* start *

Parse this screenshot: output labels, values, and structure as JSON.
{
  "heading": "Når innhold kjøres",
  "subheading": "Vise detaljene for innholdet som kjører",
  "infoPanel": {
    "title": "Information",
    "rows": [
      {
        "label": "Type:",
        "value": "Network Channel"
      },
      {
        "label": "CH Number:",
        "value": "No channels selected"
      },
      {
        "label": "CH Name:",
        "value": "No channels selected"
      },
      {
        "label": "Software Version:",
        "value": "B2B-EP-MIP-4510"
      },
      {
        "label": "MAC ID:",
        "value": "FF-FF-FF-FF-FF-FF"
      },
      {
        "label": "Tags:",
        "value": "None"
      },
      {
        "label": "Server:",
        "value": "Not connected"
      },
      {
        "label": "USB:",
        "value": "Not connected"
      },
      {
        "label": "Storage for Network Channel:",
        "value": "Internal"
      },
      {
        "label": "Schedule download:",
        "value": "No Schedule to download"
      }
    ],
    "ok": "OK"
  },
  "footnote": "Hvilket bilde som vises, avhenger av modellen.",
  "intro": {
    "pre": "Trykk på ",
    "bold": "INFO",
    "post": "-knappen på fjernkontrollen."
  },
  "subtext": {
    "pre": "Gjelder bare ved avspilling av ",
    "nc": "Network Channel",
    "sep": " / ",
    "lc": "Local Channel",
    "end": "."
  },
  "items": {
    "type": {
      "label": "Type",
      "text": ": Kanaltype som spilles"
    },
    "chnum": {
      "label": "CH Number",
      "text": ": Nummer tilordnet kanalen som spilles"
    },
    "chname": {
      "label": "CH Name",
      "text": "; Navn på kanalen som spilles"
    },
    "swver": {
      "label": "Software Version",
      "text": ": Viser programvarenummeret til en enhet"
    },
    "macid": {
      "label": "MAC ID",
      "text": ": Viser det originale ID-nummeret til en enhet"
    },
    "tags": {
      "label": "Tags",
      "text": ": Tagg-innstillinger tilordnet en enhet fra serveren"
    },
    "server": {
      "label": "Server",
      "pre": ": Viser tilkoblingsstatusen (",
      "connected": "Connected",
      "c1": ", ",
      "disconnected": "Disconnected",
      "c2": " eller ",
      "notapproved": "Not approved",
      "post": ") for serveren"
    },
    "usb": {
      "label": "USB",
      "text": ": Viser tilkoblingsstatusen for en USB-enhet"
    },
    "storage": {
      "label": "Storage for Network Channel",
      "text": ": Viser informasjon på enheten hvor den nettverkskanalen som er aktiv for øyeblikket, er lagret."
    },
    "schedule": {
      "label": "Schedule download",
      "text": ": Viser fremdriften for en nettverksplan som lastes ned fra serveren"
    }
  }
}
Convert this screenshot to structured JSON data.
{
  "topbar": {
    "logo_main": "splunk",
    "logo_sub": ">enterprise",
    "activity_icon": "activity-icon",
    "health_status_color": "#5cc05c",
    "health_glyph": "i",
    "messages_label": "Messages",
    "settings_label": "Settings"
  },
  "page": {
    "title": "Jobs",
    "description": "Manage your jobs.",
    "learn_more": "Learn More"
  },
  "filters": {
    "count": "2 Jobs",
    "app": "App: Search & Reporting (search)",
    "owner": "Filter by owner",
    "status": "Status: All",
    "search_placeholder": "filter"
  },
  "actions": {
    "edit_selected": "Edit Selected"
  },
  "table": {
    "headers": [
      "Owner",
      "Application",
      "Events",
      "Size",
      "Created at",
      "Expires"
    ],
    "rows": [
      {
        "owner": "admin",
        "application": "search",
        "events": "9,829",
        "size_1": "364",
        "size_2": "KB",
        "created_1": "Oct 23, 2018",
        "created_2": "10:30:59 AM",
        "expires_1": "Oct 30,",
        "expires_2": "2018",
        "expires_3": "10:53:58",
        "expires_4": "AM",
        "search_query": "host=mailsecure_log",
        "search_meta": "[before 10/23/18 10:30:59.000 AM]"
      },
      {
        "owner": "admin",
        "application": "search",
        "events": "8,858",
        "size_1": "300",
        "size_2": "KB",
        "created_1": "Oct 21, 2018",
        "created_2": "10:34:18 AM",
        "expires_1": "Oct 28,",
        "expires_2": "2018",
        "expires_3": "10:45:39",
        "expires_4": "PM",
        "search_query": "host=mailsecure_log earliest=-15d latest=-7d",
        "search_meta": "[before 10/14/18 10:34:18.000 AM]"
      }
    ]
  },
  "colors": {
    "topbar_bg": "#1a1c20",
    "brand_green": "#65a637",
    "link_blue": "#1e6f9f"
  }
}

* end *
* start *

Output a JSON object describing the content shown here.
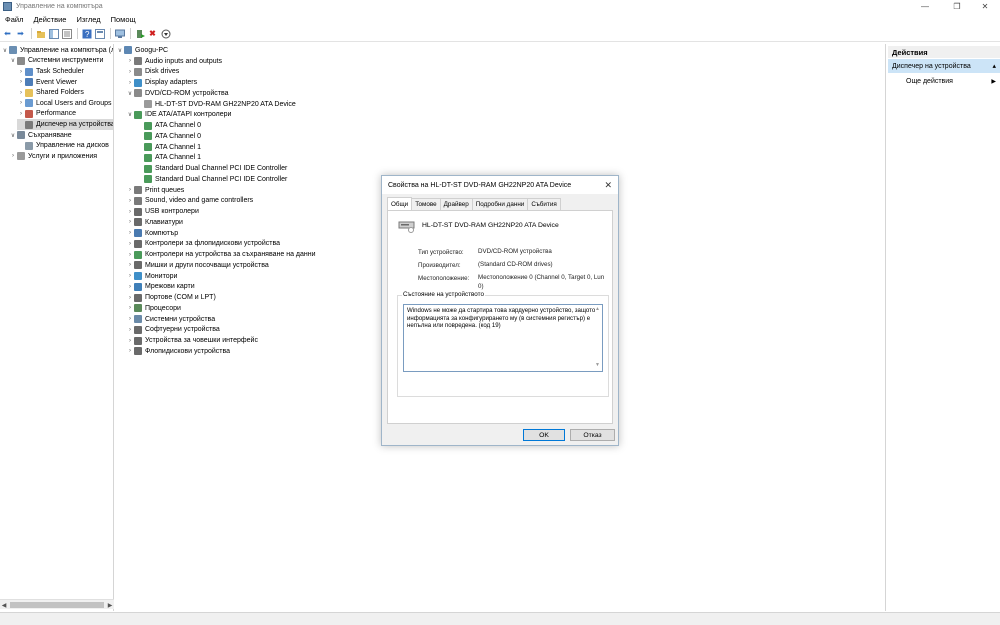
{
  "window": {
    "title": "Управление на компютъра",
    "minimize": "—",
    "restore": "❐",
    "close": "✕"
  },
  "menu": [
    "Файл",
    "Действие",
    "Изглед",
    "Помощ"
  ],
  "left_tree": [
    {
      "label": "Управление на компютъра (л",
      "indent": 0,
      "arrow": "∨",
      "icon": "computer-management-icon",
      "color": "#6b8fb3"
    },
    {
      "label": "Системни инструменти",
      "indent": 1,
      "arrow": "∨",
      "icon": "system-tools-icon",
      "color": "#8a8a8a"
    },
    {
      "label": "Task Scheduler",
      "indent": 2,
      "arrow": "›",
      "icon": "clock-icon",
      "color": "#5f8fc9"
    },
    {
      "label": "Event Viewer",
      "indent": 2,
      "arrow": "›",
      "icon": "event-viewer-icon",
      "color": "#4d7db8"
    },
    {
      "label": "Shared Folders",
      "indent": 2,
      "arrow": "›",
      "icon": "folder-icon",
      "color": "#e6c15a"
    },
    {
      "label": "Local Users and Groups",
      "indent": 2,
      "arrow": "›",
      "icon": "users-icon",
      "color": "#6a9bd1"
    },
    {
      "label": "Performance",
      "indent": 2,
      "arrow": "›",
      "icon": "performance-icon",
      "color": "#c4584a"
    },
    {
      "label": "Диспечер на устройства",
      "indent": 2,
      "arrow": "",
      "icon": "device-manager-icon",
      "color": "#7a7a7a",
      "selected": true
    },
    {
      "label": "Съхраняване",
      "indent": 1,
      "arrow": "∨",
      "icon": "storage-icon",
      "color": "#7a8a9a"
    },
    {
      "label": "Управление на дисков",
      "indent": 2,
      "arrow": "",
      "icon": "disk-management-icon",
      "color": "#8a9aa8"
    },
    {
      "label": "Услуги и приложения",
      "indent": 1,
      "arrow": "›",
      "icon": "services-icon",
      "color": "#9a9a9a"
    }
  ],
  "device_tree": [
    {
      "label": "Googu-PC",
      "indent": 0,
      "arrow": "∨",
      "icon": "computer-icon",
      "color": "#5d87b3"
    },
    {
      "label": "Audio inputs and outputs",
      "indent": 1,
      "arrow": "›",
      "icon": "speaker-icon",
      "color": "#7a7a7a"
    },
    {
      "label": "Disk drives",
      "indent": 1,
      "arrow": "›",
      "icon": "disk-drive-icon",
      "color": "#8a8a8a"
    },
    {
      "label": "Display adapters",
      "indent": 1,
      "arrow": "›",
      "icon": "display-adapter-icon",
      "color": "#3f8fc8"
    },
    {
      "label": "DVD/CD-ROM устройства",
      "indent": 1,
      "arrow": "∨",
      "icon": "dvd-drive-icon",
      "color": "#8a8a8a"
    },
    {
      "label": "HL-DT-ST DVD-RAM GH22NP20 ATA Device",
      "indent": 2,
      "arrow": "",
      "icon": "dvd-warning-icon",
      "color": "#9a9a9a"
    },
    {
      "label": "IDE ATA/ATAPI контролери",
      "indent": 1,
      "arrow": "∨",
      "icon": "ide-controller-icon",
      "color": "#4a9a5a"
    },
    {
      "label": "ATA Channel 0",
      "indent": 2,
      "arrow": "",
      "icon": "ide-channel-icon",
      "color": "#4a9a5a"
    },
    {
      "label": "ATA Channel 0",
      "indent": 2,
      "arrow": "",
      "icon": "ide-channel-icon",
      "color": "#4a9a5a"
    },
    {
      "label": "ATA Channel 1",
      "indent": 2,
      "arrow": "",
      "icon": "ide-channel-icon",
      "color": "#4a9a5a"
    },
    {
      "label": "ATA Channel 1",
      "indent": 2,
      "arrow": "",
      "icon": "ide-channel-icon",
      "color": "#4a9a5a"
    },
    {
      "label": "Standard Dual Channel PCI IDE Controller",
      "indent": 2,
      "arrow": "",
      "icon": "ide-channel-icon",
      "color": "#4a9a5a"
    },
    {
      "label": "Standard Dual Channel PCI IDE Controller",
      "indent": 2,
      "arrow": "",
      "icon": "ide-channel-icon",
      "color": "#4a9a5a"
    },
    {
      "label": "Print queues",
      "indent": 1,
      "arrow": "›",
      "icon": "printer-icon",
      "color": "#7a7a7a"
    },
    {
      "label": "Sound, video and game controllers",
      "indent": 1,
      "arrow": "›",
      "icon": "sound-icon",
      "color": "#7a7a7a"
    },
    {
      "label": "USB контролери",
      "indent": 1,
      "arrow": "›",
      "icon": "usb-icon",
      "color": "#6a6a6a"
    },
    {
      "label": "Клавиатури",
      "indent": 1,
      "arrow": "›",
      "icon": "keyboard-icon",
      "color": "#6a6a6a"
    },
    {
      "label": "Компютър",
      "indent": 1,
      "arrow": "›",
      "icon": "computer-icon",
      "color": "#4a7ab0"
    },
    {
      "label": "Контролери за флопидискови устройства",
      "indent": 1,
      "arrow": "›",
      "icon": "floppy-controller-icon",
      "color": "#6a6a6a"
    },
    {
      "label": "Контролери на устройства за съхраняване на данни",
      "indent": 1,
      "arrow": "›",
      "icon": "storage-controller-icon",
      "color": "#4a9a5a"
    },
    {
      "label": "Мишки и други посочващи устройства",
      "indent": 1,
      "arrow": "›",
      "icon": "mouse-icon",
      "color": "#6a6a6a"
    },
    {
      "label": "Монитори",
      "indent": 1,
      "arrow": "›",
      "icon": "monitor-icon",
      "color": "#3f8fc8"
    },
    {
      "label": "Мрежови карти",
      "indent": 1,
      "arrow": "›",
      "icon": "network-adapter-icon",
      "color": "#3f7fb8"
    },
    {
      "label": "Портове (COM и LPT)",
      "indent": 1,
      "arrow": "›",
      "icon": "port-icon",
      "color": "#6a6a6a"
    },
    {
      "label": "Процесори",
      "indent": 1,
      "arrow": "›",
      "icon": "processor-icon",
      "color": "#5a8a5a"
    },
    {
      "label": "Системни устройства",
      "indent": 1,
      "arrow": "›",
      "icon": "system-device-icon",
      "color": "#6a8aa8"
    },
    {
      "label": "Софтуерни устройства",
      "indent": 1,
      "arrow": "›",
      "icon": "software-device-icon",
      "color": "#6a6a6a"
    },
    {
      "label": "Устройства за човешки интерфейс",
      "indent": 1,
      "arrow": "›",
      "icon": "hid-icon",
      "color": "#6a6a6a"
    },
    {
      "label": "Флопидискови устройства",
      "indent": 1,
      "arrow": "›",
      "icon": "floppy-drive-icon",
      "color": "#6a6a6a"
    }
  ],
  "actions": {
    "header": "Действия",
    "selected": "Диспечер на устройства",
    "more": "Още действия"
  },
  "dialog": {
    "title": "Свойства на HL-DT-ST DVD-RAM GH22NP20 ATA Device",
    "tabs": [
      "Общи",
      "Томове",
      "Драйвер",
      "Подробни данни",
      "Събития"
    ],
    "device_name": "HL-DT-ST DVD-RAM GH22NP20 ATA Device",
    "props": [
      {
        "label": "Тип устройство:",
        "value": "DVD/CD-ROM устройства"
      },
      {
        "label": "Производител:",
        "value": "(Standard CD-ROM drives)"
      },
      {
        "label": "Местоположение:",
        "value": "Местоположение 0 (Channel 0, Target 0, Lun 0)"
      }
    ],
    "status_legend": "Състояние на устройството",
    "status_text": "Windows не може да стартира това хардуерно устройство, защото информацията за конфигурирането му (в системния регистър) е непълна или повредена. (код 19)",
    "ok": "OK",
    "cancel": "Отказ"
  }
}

* end *

**DESCRIPTION OF THE TASK**
Using the records above, select and copy every line that has the word "Local".

**EXERCISE RESULT**
    "lc": "Local Channel",
      "label": "Local Users and Groups",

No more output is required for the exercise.